● **What you will do**
Repeat every record below exactly, leaving out the pictures.

● **Information supplied**
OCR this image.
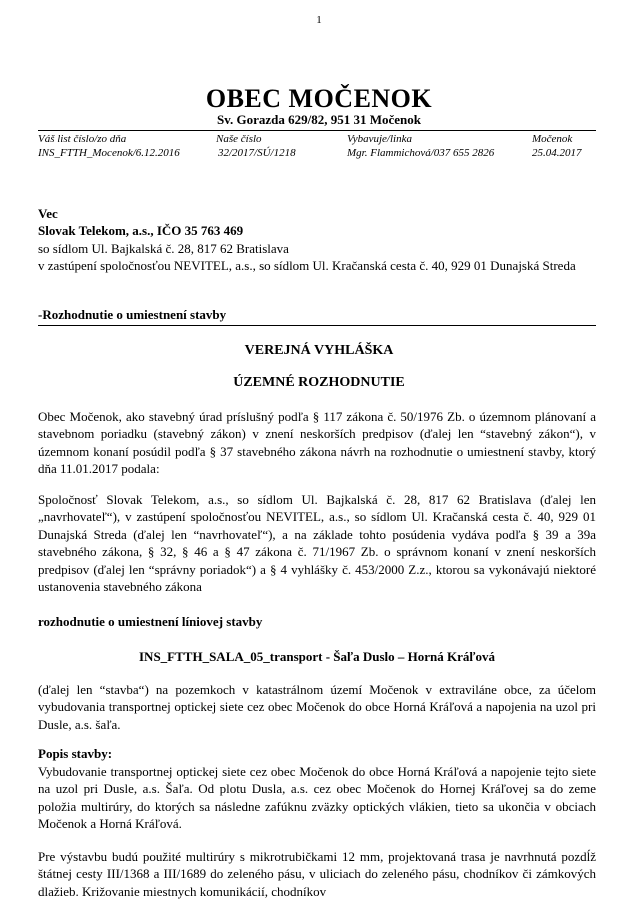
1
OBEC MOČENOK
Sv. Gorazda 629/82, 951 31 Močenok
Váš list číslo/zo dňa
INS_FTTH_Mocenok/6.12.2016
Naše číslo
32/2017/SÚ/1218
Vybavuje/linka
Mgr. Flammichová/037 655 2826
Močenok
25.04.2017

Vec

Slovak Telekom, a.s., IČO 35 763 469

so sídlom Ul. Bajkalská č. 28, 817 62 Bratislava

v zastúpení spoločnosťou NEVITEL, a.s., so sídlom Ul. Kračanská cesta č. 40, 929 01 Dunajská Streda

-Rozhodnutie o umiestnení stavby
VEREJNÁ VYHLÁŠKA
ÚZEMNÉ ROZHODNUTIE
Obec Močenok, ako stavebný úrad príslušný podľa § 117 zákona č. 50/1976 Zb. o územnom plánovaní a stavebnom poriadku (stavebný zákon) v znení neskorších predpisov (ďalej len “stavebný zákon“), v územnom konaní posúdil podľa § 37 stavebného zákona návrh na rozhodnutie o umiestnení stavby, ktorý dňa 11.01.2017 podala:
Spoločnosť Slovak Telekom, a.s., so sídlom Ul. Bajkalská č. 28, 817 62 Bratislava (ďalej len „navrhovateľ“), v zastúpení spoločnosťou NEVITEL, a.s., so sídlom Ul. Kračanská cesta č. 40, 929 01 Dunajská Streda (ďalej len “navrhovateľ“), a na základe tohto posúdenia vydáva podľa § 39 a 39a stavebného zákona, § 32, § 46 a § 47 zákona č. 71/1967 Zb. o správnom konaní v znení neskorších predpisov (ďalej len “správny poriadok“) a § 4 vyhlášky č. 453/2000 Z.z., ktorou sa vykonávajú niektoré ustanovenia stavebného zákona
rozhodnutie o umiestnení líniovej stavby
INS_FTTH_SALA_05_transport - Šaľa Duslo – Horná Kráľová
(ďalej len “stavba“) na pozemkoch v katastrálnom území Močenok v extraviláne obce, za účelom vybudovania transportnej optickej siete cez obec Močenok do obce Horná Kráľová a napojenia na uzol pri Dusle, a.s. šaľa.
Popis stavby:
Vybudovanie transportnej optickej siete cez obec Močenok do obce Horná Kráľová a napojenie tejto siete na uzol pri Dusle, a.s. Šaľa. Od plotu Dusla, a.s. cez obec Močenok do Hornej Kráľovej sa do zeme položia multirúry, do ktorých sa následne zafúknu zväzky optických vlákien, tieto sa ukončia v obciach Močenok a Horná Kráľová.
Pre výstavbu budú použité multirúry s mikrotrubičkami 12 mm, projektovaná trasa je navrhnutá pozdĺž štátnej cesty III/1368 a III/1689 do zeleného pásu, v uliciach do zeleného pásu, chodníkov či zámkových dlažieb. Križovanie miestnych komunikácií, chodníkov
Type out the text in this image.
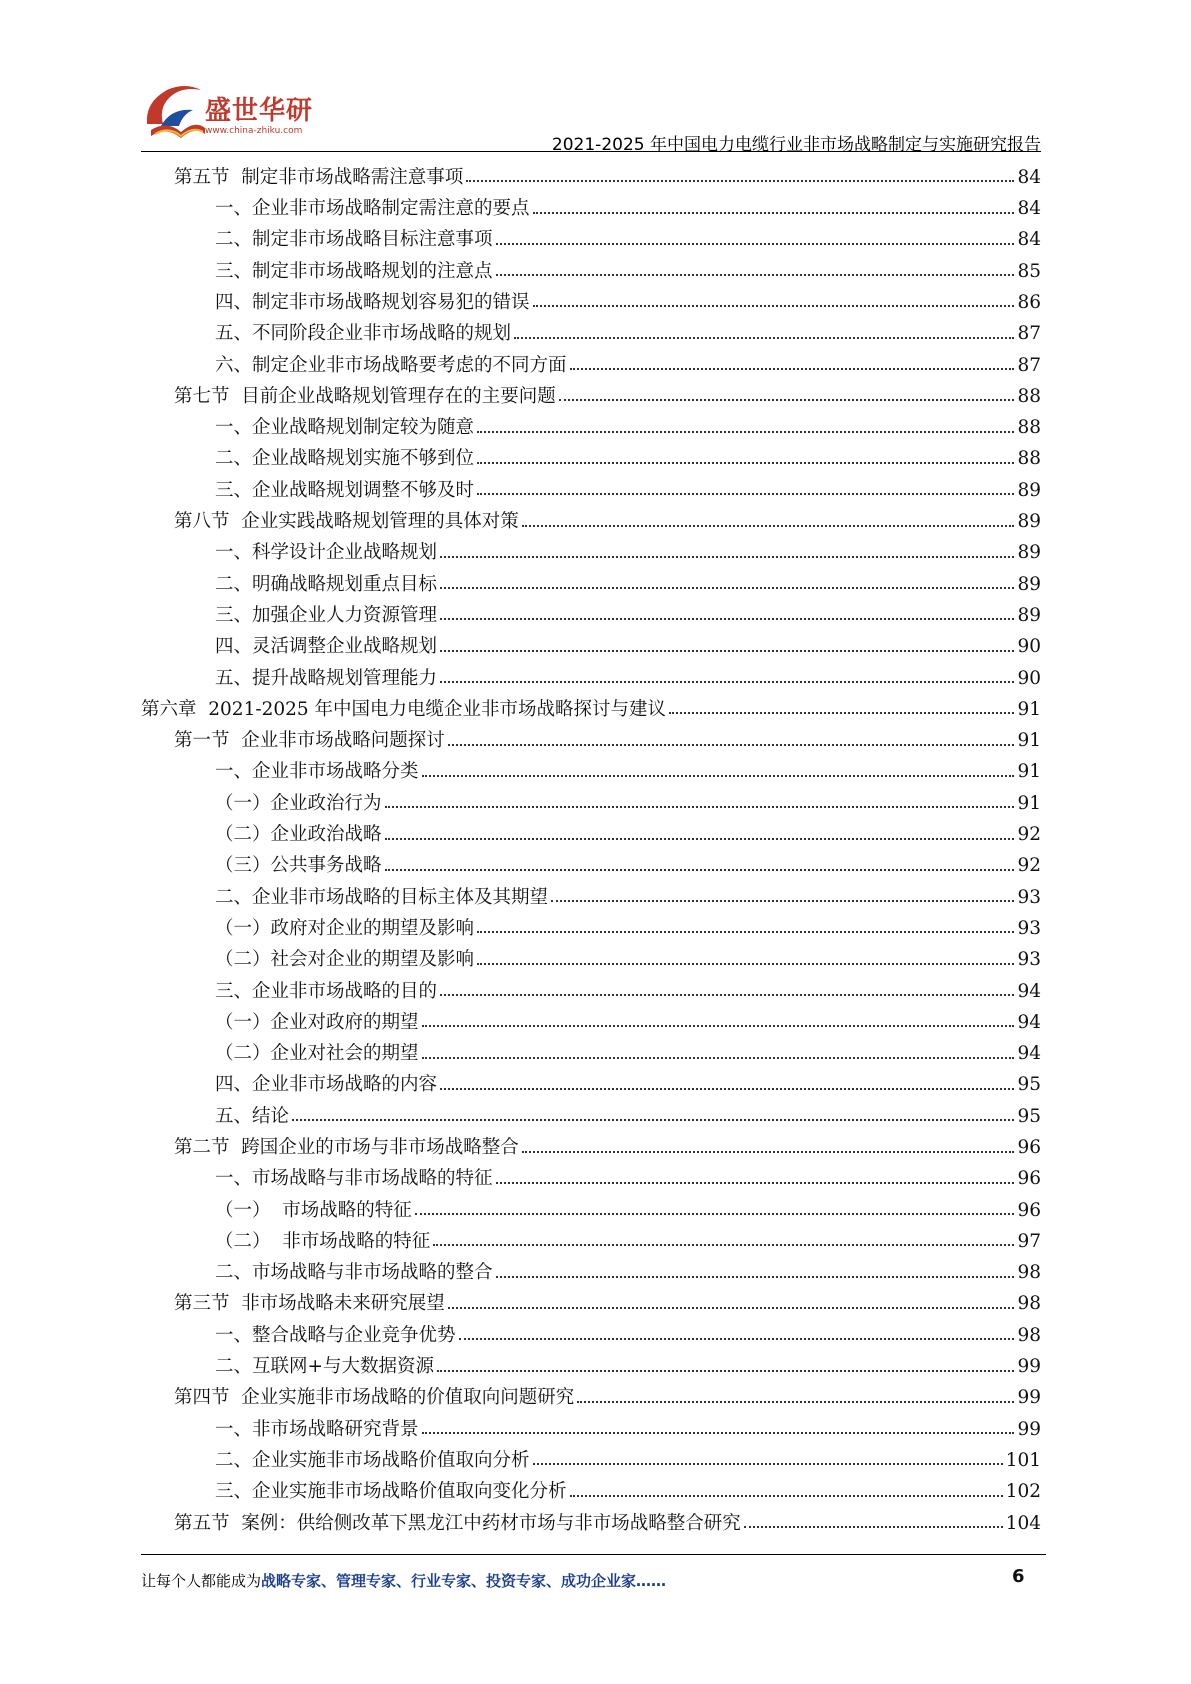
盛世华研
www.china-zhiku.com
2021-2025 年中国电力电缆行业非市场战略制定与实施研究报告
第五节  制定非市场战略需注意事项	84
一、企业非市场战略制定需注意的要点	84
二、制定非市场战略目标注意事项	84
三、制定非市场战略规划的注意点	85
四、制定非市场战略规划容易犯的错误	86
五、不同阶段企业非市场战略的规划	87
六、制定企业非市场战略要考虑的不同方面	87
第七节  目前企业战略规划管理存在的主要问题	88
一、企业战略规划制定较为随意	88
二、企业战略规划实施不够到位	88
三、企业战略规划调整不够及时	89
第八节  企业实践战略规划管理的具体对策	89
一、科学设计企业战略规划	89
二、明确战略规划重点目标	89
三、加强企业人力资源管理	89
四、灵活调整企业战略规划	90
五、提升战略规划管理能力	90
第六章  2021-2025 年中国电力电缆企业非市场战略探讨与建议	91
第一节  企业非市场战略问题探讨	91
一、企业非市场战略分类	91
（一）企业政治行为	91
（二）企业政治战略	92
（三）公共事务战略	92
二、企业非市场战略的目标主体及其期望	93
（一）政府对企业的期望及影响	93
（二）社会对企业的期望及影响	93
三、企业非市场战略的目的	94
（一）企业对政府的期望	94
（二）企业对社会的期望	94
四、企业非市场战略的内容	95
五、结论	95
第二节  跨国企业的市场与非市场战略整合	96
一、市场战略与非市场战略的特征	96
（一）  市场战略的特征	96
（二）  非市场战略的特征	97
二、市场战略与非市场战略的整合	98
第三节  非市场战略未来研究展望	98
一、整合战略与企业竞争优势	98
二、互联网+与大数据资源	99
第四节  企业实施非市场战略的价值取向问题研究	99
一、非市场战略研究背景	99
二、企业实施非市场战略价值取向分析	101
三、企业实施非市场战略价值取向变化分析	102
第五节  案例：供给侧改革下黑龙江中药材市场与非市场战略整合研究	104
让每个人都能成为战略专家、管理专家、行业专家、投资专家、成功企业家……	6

● **Response to this exercise**
OCR this image.
1
OBEC MOČENOK
Sv. Gorazda 629/82, 951 31 Močenok
Váš list číslo/zo dňa
INS_FTTH_Mocenok/6.12.2016
Naše číslo
32/2017/SÚ/1218
Vybavuje/linka
Mgr. Flammichová/037 655 2826
Močenok
25.04.2017

Vec

Slovak Telekom, a.s., IČO 35 763 469

so sídlom Ul. Bajkalská č. 28, 817 62 Bratislava

v zastúpení spoločnosťou NEVITEL, a.s., so sídlom Ul. Kračanská cesta č. 40, 929 01 Dunajská Streda

-Rozhodnutie o umiestnení stavby
VEREJNÁ VYHLÁŠKA
ÚZEMNÉ ROZHODNUTIE
Obec Močenok, ako stavebný úrad príslušný podľa § 117 zákona č. 50/1976 Zb. o územnom plánovaní a stavebnom poriadku (stavebný zákon) v znení neskorších predpisov (ďalej len “stavebný zákon“), v územnom konaní posúdil podľa § 37 stavebného zákona návrh na rozhodnutie o umiestnení stavby, ktorý dňa 11.01.2017 podala:
Spoločnosť Slovak Telekom, a.s., so sídlom Ul. Bajkalská č. 28, 817 62 Bratislava (ďalej len „navrhovateľ“), v zastúpení spoločnosťou NEVITEL, a.s., so sídlom Ul. Kračanská cesta č. 40, 929 01 Dunajská Streda (ďalej len “navrhovateľ“), a na základe tohto posúdenia vydáva podľa § 39 a 39a stavebného zákona, § 32, § 46 a § 47 zákona č. 71/1967 Zb. o správnom konaní v znení neskorších predpisov (ďalej len “správny poriadok“) a § 4 vyhlášky č. 453/2000 Z.z., ktorou sa vykonávajú niektoré ustanovenia stavebného zákona
rozhodnutie o umiestnení líniovej stavby
INS_FTTH_SALA_05_transport - Šaľa Duslo – Horná Kráľová
(ďalej len “stavba“) na pozemkoch v katastrálnom území Močenok v extraviláne obce, za účelom vybudovania transportnej optickej siete cez obec Močenok do obce Horná Kráľová a napojenia na uzol pri Dusle, a.s. šaľa.
Popis stavby:
Vybudovanie transportnej optickej siete cez obec Močenok do obce Horná Kráľová a napojenie tejto siete na uzol pri Dusle, a.s. Šaľa. Od plotu Dusla, a.s. cez obec Močenok do Hornej Kráľovej sa do zeme položia multirúry, do ktorých sa následne zafúknu zväzky optických vlákien, tieto sa ukončia v obciach Močenok a Horná Kráľová.
Pre výstavbu budú použité multirúry s mikrotrubičkami 12 mm, projektovaná trasa je navrhnutá pozdĺž štátnej cesty III/1368 a III/1689 do zeleného pásu, v uliciach do zeleného pásu, chodníkov či zámkových dlažieb. Križovanie miestnych komunikácií, chodníkov
Type out the text in this image.
盛世华研
www.china-zhiku.com
2021-2025 年中国电力电缆行业非市场战略制定与实施研究报告
第五节  制定非市场战略需注意事项	84
一、企业非市场战略制定需注意的要点	84
二、制定非市场战略目标注意事项	84
三、制定非市场战略规划的注意点	85
四、制定非市场战略规划容易犯的错误	86
五、不同阶段企业非市场战略的规划	87
六、制定企业非市场战略要考虑的不同方面	87
第七节  目前企业战略规划管理存在的主要问题	88
一、企业战略规划制定较为随意	88
二、企业战略规划实施不够到位	88
三、企业战略规划调整不够及时	89
第八节  企业实践战略规划管理的具体对策	89
一、科学设计企业战略规划	89
二、明确战略规划重点目标	89
三、加强企业人力资源管理	89
四、灵活调整企业战略规划	90
五、提升战略规划管理能力	90
第六章  2021-2025 年中国电力电缆企业非市场战略探讨与建议	91
第一节  企业非市场战略问题探讨	91
一、企业非市场战略分类	91
（一）企业政治行为	91
（二）企业政治战略	92
（三）公共事务战略	92
二、企业非市场战略的目标主体及其期望	93
（一）政府对企业的期望及影响	93
（二）社会对企业的期望及影响	93
三、企业非市场战略的目的	94
（一）企业对政府的期望	94
（二）企业对社会的期望	94
四、企业非市场战略的内容	95
五、结论	95
第二节  跨国企业的市场与非市场战略整合	96
一、市场战略与非市场战略的特征	96
（一）  市场战略的特征	96
（二）  非市场战略的特征	97
二、市场战略与非市场战略的整合	98
第三节  非市场战略未来研究展望	98
一、整合战略与企业竞争优势	98
二、互联网+与大数据资源	99
第四节  企业实施非市场战略的价值取向问题研究	99
一、非市场战略研究背景	99
二、企业实施非市场战略价值取向分析	101
三、企业实施非市场战略价值取向变化分析	102
第五节  案例：供给侧改革下黑龙江中药材市场与非市场战略整合研究	104
让每个人都能成为战略专家、管理专家、行业专家、投资专家、成功企业家……	6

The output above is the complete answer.